----- Dataset

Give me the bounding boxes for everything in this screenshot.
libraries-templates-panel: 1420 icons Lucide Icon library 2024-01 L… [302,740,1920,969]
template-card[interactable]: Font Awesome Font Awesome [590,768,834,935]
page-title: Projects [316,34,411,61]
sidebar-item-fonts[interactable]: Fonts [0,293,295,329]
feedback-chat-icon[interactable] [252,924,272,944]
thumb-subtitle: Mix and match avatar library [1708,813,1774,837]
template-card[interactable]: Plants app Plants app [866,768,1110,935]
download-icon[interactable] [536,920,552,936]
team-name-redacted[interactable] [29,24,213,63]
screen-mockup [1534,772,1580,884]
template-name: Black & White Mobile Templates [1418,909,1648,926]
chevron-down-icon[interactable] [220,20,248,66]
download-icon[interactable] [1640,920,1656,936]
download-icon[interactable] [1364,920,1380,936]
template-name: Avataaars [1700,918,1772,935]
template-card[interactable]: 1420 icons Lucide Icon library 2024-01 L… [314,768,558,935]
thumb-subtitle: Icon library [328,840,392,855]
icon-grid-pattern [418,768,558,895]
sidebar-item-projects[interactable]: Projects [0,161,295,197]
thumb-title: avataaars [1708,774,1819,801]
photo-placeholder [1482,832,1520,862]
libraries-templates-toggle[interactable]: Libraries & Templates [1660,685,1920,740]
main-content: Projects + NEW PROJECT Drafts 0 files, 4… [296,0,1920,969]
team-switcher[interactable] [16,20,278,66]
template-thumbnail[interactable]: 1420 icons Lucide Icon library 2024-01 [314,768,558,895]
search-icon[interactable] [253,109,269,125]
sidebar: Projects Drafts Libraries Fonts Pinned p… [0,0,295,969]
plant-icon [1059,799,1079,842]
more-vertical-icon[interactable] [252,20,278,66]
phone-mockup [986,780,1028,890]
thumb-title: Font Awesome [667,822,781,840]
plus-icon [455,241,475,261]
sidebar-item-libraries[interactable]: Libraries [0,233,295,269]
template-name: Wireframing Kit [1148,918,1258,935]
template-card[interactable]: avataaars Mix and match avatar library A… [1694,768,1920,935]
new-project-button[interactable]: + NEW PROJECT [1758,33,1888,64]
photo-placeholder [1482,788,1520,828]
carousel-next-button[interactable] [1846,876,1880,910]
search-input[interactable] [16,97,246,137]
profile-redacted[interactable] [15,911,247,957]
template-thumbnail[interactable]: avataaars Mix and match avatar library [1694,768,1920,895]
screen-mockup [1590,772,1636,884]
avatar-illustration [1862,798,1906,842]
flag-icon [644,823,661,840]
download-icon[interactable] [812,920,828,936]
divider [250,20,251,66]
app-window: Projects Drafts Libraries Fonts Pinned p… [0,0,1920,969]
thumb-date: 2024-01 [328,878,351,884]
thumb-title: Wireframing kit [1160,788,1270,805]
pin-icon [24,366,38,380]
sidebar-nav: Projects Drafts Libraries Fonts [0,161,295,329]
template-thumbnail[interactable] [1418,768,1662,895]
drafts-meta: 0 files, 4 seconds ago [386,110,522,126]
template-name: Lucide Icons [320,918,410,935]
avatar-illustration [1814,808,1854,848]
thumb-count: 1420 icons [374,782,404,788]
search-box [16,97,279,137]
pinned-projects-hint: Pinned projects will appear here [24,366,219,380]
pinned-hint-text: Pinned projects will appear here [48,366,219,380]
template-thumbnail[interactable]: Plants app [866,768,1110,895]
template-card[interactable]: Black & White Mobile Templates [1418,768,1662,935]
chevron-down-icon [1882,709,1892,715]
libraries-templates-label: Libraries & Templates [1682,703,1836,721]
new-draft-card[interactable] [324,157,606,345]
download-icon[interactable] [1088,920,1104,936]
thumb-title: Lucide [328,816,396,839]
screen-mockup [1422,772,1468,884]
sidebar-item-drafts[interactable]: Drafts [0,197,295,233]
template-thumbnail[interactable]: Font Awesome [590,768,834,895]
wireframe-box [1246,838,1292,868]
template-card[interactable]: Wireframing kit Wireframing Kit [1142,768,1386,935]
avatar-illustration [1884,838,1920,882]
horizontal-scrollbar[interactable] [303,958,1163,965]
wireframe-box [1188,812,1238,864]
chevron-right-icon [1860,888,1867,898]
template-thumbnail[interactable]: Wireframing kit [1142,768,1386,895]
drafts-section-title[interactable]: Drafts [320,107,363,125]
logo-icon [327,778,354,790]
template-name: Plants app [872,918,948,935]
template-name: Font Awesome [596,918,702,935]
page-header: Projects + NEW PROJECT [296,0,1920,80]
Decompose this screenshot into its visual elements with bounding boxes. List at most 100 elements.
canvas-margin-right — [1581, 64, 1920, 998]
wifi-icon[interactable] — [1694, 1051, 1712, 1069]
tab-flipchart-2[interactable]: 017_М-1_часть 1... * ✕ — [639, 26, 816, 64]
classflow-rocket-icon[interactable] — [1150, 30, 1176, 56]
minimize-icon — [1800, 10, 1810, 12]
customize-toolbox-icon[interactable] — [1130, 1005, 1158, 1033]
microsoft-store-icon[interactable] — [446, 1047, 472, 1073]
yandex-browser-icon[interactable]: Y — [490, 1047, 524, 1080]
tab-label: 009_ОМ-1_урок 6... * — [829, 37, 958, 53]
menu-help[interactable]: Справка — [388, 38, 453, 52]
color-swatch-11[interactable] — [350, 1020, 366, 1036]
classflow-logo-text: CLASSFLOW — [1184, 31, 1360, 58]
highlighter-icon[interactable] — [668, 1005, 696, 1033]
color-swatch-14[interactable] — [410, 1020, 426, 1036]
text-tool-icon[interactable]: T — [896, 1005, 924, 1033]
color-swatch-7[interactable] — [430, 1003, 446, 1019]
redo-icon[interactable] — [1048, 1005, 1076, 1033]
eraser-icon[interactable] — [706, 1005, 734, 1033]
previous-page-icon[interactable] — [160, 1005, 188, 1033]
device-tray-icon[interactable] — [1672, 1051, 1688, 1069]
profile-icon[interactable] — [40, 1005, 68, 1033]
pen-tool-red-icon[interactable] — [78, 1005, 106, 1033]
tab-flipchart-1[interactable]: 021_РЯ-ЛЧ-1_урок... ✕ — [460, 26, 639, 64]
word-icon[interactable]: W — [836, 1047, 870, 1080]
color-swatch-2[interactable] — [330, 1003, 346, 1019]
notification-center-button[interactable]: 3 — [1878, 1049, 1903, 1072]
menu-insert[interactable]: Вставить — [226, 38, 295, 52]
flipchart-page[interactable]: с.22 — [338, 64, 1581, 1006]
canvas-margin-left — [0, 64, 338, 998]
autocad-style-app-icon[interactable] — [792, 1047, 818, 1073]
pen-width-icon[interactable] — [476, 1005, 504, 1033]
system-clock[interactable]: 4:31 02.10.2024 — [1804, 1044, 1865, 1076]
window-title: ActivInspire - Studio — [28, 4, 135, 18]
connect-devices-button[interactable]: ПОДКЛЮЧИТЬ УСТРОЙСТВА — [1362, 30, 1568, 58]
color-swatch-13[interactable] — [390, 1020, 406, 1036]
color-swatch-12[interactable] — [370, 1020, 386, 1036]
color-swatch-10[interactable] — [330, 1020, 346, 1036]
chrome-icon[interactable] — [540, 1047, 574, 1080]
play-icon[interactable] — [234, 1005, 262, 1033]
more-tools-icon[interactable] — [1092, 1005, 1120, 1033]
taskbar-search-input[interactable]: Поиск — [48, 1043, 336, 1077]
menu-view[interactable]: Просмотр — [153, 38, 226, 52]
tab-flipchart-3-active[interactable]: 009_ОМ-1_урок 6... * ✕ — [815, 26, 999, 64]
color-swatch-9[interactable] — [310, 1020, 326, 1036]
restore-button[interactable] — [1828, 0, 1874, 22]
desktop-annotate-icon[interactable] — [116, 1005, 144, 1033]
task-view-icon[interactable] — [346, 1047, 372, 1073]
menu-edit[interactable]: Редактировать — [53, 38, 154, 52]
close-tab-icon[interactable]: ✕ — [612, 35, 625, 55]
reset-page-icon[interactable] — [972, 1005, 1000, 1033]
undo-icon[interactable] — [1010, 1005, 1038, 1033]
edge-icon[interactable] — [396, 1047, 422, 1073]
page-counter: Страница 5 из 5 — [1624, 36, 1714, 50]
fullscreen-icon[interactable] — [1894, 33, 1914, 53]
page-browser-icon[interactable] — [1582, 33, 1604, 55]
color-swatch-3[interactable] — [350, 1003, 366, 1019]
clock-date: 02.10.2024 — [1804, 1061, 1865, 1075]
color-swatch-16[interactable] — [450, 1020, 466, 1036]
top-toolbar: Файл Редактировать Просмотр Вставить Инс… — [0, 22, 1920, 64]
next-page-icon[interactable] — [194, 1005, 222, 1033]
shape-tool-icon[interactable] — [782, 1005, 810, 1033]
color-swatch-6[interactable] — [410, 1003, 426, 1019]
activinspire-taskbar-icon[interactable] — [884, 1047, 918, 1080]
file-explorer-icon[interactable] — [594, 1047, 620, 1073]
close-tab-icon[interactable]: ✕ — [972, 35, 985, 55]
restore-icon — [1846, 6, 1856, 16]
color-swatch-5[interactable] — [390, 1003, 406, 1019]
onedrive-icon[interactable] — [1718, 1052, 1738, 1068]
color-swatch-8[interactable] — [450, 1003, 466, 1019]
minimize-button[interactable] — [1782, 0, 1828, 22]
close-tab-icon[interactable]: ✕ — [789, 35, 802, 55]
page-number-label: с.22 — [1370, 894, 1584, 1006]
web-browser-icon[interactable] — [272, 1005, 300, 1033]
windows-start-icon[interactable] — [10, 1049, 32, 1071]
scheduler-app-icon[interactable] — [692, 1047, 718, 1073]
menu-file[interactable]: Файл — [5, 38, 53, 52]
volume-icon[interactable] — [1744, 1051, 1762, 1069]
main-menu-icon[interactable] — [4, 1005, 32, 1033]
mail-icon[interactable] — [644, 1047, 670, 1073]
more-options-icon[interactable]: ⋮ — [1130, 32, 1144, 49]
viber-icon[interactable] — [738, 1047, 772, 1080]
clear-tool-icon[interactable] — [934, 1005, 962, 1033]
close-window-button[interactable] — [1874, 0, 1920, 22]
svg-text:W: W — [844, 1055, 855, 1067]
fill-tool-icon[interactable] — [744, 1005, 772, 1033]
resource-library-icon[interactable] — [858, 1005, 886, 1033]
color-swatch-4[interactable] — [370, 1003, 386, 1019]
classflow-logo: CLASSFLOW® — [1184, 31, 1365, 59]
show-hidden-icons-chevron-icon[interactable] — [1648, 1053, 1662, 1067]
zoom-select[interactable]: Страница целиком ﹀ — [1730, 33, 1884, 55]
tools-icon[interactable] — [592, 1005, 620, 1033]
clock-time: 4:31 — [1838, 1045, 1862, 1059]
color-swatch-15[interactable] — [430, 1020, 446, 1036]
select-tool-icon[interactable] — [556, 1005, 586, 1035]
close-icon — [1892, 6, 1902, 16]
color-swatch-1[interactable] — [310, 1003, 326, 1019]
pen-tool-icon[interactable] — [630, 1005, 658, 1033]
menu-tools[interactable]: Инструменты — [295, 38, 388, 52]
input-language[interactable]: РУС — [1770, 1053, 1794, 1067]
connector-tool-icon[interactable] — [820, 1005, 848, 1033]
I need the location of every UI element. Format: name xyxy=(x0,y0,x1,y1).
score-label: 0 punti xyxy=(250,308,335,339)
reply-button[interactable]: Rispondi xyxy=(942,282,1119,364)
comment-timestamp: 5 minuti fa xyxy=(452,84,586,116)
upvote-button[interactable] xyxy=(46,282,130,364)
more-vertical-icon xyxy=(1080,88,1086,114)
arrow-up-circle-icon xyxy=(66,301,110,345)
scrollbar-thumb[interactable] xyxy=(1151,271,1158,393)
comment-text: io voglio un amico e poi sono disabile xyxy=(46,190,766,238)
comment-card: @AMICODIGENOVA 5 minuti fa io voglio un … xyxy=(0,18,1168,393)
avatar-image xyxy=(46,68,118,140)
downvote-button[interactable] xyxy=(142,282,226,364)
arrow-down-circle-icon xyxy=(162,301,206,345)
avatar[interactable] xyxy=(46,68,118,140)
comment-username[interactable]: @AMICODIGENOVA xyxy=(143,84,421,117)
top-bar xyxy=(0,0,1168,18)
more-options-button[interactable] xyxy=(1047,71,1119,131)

----------

Short task:
Echo the lines exactly as they appear, starting at the first line of the records and ending at the line that contains "team-switcher[interactable] [16,20,278,66]", with both of those lines included.

Solved exercise:
Give me the bounding boxes for everything in this screenshot.
libraries-templates-panel: 1420 icons Lucide Icon library 2024-01 L… [302,740,1920,969]
template-card[interactable]: Font Awesome Font Awesome [590,768,834,935]
page-title: Projects [316,34,411,61]
sidebar-item-fonts[interactable]: Fonts [0,293,295,329]
feedback-chat-icon[interactable] [252,924,272,944]
thumb-subtitle: Mix and match avatar library [1708,813,1774,837]
template-card[interactable]: Plants app Plants app [866,768,1110,935]
download-icon[interactable] [536,920,552,936]
team-name-redacted[interactable] [29,24,213,63]
screen-mockup [1534,772,1580,884]
template-name: Black & White Mobile Templates [1418,909,1648,926]
chevron-down-icon[interactable] [220,20,248,66]
download-icon[interactable] [1640,920,1656,936]
download-icon[interactable] [1364,920,1380,936]
template-name: Avataaars [1700,918,1772,935]
template-card[interactable]: 1420 icons Lucide Icon library 2024-01 L… [314,768,558,935]
thumb-subtitle: Icon library [328,840,392,855]
icon-grid-pattern [418,768,558,895]
sidebar-item-projects[interactable]: Projects [0,161,295,197]
thumb-title: avataaars [1708,774,1819,801]
photo-placeholder [1482,832,1520,862]
libraries-templates-toggle[interactable]: Libraries & Templates [1660,685,1920,740]
main-content: Projects + NEW PROJECT Drafts 0 files, 4… [296,0,1920,969]
team-switcher[interactable] [16,20,278,66]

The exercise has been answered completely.